━━━ Texte fourni
L’éveil de la littérature latine, qui existait en puissance dans le fond national, est dû certainement au génie évocateur de la Grèce. Le premier écrivain en date de la période gréco-latine, Andronicus, qui vivait il y a 21 siècles et demi, fut un esclave tarentin encore désigné par le nom, Livius, de son maître, Livius Salinator. Non seulement les jeunes patriciens apprirent le grec chez cet affranchi, ils étudièrent aussi le latin dans sa traduction de l’Odyssée et dans ses chants sacrés[1]. Nævius, le soldat qui chanta la première guerre punique, et Plaute, le commis-voyageur ombrien, construisirent également leurs poèmes et leurs pièces de théâtre d’après des modèles grecs. Ennius, le centurion qui raconta l’épopée de Rome depuis Enée jusqu’aux guerres de Macédoine, était un Messapien de la Grande Grèce comme Livius Andronicus, et Lucrèce n’écrivit-il pas la Nature des choses sous la dictée d’Epicure ? Le philosophe grec et le grand poète romain se présentent à nos esprits sous une même grande figure dont le souvenir ne périra qu’avec la pensée humaine.
━━━━━━
━━━ Données affichées
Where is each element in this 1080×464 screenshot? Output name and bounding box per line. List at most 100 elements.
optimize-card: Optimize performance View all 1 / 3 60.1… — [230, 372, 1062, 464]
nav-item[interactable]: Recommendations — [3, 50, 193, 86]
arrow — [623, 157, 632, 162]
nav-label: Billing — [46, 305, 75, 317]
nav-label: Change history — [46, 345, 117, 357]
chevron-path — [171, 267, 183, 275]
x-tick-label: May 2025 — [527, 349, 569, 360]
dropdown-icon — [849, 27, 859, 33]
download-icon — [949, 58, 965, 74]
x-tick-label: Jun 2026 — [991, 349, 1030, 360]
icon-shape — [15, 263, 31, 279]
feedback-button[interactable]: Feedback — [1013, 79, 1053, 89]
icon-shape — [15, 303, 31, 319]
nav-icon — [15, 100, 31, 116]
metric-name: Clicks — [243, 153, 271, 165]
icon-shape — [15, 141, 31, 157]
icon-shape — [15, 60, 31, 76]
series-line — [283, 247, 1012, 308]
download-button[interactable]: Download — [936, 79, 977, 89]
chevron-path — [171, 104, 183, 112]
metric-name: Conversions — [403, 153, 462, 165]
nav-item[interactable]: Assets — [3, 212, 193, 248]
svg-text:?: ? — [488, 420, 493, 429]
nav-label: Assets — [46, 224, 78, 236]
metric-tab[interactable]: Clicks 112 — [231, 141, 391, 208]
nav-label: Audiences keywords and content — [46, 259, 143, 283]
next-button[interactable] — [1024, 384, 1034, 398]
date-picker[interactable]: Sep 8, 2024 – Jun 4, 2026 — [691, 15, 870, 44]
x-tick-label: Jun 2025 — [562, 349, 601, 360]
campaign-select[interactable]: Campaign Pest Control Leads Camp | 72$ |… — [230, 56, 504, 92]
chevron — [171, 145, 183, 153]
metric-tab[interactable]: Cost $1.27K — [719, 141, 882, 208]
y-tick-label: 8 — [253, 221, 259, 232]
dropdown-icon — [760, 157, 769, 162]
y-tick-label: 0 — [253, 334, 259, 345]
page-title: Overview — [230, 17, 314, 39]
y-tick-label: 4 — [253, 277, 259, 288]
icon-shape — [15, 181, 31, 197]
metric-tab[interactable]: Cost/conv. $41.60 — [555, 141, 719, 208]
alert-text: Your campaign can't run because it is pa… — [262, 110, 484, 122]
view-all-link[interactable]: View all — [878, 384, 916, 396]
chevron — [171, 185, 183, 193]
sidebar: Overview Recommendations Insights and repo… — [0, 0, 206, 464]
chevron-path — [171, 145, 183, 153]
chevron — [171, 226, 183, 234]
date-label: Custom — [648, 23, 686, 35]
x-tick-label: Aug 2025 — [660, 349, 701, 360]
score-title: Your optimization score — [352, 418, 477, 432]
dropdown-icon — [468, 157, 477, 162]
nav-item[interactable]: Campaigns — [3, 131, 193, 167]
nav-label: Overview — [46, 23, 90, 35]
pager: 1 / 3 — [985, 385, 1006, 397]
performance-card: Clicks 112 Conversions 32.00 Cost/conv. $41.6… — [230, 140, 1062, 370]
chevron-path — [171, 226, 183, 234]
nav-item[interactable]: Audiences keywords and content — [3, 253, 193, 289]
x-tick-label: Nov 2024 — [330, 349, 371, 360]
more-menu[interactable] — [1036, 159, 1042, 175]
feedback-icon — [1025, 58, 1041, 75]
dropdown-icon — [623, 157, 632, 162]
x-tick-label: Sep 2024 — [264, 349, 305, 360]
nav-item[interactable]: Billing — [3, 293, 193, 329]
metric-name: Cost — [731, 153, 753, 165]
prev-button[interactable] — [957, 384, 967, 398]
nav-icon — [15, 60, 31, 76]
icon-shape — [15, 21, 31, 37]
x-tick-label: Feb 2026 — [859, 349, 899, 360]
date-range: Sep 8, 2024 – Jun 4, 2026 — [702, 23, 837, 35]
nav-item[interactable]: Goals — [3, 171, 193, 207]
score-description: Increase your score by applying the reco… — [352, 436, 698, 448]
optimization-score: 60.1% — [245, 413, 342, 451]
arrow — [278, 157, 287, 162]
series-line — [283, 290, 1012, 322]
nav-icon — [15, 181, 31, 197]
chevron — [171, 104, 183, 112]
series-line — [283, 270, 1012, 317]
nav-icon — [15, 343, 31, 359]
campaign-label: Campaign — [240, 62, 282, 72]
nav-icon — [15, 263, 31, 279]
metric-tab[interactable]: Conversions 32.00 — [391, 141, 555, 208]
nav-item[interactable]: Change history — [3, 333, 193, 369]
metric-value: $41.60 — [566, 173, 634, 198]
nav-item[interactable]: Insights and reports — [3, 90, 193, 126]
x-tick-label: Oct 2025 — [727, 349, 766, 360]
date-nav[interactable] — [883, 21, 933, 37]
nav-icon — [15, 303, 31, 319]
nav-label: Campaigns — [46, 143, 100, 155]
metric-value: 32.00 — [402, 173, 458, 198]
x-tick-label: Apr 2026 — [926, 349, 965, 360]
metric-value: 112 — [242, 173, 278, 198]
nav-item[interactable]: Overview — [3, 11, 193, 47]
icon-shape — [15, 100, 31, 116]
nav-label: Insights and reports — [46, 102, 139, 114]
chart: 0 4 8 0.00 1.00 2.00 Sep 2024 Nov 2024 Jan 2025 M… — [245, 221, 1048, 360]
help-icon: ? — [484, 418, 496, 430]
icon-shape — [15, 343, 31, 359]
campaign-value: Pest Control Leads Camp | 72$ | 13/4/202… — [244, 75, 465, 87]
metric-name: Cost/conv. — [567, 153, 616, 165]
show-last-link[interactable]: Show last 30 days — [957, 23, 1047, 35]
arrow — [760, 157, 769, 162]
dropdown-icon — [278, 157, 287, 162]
━━━━━━
## Consigne A
D'après le texte sur les débuts de la littérature latine, quel était le nom complet du maître d'Andronicus ?
## Consigne B
Poursuivez le texte sur les débuts de la littérature latine à partir de sa dernière phrase.

## Résultat attendu A
Livius Salinator.

## Résultat attendu B
Mais quels changements considérables dans le fond de l’âme romaine et dans sa compréhension des choses l’apparition d’un livre comme celui de Lucrèce n’implique-t-il pas ? « Rien n’est sorti de rien. Rien n’est l’œuvre des dieux »[2]. Le poète qui prononce cette forte parole a cessé d’être Romain, puisqu’il s’est complètement dégagé de la religion des aïeux et que sa philosophie s’applique à l’humanité tout entière. Le culte national, dont la génération intelligente apprenait alors à se libérer, grâce à l’enseignement des Grecs, avait été pourtant bien étroit, bien rigoureux, bien exclusif. Il ne pouvait en être autrement chez un peuple militaire qui considérait les cérémonies religieuses comme une partie de la discipline devant assurer la

  1. André Lefèvre, L’Histoire, p. 197.
  2. Lucrèce, De Natura Rerum, livre premier, vers 144.